Give back the full listing, character for character, with no pictures.

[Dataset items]
+--
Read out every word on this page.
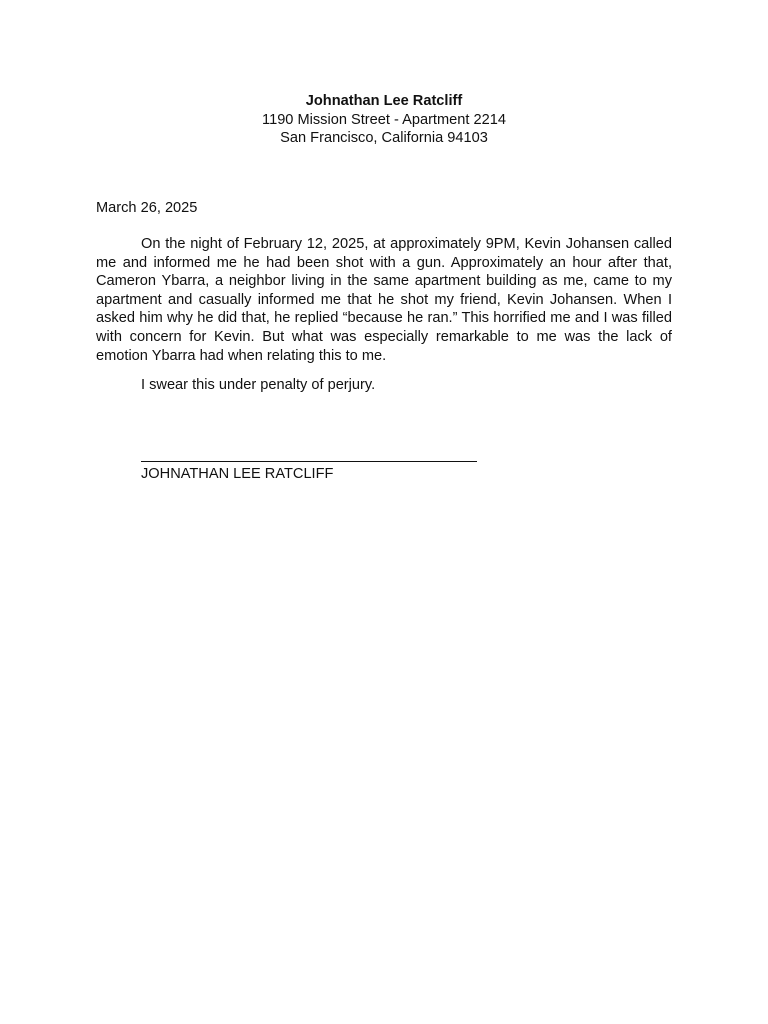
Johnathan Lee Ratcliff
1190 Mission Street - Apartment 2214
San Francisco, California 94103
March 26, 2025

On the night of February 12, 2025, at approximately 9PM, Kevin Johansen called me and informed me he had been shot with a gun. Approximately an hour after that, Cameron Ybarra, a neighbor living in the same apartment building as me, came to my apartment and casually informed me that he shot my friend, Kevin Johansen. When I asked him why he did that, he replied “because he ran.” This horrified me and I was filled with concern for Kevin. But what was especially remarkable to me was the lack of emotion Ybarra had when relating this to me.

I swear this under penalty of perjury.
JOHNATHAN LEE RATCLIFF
+--
* [Complete response]:
Read out every word on this page.
Johnathan Lee Ratcliff
1190 Mission Street - Apartment 2214
San Francisco, California 94103
March 26, 2025

On the night of February 12, 2025, at approximately 9PM, Kevin Johansen called me and informed me he had been shot with a gun. Approximately an hour after that, Cameron Ybarra, a neighbor living in the same apartment building as me, came to my apartment and casually informed me that he shot my friend, Kevin Johansen. When I asked him why he did that, he replied “because he ran.” This horrified me and I was filled with concern for Kevin. But what was especially remarkable to me was the lack of emotion Ybarra had when relating this to me.

I swear this under penalty of perjury.
JOHNATHAN LEE RATCLIFF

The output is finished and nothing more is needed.